+++ Data for this exercise +++
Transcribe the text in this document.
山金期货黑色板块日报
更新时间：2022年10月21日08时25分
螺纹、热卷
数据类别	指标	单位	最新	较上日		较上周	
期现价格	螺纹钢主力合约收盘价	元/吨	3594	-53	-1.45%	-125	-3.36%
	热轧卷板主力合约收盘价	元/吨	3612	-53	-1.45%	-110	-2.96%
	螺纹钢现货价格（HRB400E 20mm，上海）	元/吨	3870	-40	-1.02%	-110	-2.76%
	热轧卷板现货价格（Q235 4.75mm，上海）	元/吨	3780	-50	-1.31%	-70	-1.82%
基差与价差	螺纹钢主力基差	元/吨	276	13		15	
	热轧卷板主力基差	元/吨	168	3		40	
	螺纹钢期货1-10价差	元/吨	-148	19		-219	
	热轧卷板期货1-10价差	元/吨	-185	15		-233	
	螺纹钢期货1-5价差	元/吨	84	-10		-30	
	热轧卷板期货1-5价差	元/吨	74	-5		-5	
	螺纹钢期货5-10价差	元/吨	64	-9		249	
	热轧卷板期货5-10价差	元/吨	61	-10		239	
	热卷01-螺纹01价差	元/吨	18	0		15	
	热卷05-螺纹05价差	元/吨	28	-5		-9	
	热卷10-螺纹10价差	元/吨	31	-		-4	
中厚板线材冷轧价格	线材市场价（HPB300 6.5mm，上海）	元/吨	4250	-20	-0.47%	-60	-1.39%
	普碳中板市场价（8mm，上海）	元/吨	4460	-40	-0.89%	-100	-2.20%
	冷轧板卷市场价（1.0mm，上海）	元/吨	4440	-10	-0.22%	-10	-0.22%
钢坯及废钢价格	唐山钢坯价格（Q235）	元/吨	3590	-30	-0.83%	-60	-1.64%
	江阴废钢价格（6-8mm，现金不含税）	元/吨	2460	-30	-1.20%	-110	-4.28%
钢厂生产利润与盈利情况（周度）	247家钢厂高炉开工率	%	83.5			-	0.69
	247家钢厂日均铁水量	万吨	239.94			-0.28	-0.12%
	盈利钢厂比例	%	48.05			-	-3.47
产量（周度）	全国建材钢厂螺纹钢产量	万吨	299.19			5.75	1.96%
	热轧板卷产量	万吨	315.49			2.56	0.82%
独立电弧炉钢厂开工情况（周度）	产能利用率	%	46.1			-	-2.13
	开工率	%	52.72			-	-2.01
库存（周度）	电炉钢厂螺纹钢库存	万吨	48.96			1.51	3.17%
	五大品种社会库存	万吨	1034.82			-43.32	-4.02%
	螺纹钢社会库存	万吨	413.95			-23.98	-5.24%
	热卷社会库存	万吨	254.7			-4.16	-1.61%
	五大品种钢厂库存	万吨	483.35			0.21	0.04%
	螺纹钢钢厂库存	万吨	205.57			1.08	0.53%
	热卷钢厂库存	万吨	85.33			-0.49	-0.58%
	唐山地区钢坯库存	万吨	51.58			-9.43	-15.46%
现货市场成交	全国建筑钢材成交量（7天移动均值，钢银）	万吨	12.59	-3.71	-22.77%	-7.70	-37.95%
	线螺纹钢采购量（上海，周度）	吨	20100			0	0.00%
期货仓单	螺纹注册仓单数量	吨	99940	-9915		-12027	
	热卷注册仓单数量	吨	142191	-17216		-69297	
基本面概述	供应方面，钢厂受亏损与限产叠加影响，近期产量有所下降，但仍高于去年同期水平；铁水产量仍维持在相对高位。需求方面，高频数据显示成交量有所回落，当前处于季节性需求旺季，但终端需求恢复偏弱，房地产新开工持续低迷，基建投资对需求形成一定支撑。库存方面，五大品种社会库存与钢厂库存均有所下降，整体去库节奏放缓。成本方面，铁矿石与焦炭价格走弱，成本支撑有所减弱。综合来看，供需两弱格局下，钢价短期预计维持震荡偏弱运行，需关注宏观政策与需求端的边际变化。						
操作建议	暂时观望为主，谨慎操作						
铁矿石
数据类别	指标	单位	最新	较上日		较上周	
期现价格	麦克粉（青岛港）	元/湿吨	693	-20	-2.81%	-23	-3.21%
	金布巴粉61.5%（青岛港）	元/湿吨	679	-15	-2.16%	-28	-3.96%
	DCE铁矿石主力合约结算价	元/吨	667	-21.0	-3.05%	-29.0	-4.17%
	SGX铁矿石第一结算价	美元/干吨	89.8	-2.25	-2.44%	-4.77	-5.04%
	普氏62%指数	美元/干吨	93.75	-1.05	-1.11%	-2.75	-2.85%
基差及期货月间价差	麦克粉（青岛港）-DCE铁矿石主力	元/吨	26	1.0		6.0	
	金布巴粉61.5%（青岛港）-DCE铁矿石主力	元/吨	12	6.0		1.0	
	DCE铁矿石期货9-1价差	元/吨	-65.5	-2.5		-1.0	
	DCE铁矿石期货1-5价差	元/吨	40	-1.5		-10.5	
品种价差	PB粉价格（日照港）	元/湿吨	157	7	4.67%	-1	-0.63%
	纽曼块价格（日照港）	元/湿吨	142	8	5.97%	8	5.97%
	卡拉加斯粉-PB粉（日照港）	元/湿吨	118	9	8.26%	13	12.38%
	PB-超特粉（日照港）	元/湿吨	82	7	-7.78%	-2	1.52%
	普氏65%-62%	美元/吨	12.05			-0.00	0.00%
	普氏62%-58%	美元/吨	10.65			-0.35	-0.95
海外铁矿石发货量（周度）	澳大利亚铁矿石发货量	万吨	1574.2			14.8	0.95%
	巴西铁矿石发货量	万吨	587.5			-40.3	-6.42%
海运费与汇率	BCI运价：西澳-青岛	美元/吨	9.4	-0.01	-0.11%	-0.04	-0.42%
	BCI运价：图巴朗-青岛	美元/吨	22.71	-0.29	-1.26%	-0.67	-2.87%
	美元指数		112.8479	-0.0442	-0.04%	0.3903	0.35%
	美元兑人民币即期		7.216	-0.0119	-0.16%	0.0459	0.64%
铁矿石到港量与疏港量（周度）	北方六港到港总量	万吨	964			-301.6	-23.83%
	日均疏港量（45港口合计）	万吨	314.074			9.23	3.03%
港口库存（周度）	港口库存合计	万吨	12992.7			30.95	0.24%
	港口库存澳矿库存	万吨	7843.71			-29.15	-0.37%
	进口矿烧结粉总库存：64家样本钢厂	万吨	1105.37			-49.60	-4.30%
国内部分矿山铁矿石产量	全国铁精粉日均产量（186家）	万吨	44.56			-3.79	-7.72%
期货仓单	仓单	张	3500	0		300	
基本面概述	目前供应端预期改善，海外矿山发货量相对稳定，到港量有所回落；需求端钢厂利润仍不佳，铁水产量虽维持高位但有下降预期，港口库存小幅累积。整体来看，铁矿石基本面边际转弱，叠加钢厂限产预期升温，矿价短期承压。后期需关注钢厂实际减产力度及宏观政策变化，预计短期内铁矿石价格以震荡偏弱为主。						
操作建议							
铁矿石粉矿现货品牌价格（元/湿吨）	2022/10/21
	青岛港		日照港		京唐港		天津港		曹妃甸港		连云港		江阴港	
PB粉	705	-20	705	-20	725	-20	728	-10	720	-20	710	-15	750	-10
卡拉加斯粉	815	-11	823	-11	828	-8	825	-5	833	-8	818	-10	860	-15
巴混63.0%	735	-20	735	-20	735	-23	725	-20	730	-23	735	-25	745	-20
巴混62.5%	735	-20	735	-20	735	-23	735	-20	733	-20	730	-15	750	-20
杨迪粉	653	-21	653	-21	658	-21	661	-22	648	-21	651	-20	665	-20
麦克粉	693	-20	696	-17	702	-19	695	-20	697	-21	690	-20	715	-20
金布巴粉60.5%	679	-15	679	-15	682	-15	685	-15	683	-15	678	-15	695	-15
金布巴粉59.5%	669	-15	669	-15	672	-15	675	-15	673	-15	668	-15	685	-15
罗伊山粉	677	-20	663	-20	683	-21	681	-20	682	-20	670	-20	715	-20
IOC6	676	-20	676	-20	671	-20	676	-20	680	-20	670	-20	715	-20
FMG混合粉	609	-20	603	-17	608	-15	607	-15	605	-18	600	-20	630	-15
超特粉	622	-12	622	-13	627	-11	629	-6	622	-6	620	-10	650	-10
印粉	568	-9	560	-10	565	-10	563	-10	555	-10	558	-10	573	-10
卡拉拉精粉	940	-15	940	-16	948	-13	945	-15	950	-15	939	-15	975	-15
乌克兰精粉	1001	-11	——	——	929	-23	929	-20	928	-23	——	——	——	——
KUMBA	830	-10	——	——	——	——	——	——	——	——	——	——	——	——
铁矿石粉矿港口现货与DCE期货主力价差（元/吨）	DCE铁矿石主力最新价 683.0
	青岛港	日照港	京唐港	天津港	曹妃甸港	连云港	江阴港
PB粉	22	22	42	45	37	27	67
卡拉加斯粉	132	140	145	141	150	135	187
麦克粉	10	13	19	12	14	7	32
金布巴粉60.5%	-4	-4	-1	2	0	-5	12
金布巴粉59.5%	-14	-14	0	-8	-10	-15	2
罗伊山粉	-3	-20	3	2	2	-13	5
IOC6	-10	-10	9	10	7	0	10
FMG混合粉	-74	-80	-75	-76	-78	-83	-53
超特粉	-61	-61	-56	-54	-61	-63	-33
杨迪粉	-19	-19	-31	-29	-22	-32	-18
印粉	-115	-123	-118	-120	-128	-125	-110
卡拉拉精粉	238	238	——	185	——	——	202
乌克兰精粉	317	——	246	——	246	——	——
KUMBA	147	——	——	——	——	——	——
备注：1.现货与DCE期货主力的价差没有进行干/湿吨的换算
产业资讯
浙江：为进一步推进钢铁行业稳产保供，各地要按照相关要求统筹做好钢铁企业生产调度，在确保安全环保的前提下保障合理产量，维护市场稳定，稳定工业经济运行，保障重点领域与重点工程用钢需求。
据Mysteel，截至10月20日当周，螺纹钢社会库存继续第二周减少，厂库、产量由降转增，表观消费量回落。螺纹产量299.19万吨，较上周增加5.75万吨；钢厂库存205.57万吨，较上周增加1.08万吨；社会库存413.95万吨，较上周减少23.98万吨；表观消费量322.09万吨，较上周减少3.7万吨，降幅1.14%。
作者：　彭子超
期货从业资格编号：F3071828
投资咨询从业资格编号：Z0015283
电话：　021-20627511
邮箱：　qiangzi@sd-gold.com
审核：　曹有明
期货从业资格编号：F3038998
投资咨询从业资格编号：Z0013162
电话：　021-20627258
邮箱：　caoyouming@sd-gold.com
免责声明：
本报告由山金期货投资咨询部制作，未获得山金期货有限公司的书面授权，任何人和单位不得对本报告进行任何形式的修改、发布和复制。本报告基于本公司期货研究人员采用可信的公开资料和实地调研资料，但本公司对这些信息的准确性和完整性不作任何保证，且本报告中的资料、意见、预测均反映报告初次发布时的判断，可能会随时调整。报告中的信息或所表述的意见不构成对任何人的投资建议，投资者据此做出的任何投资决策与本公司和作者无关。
+++
- **Work instructions**: Copy every line of the records above that contains "基本面概述".

- **Output of the exercise**:
基本面概述	供应方面，钢厂受亏损与限产叠加影响，近期产量有所下降，但仍高于去年同期水平；铁水产量仍维持在相对高位。需求方面，高频数据显示成交量有所回落，当前处于季节性需求旺季，但终端需求恢复偏弱，房地产新开工持续低迷，基建投资对需求形成一定支撑。库存方面，五大品种社会库存与钢厂库存均有所下降，整体去库节奏放缓。成本方面，铁矿石与焦炭价格走弱，成本支撑有所减弱。综合来看，供需两弱格局下，钢价短期预计维持震荡偏弱运行，需关注宏观政策与需求端的边际变化。						
基本面概述	目前供应端预期改善，海外矿山发货量相对稳定，到港量有所回落；需求端钢厂利润仍不佳，铁水产量虽维持高位但有下降预期，港口库存小幅累积。整体来看，铁矿石基本面边际转弱，叠加钢厂限产预期升温，矿价短期承压。后期需关注钢厂实际减产力度及宏观政策变化，预计短期内铁矿石价格以震荡偏弱为主。						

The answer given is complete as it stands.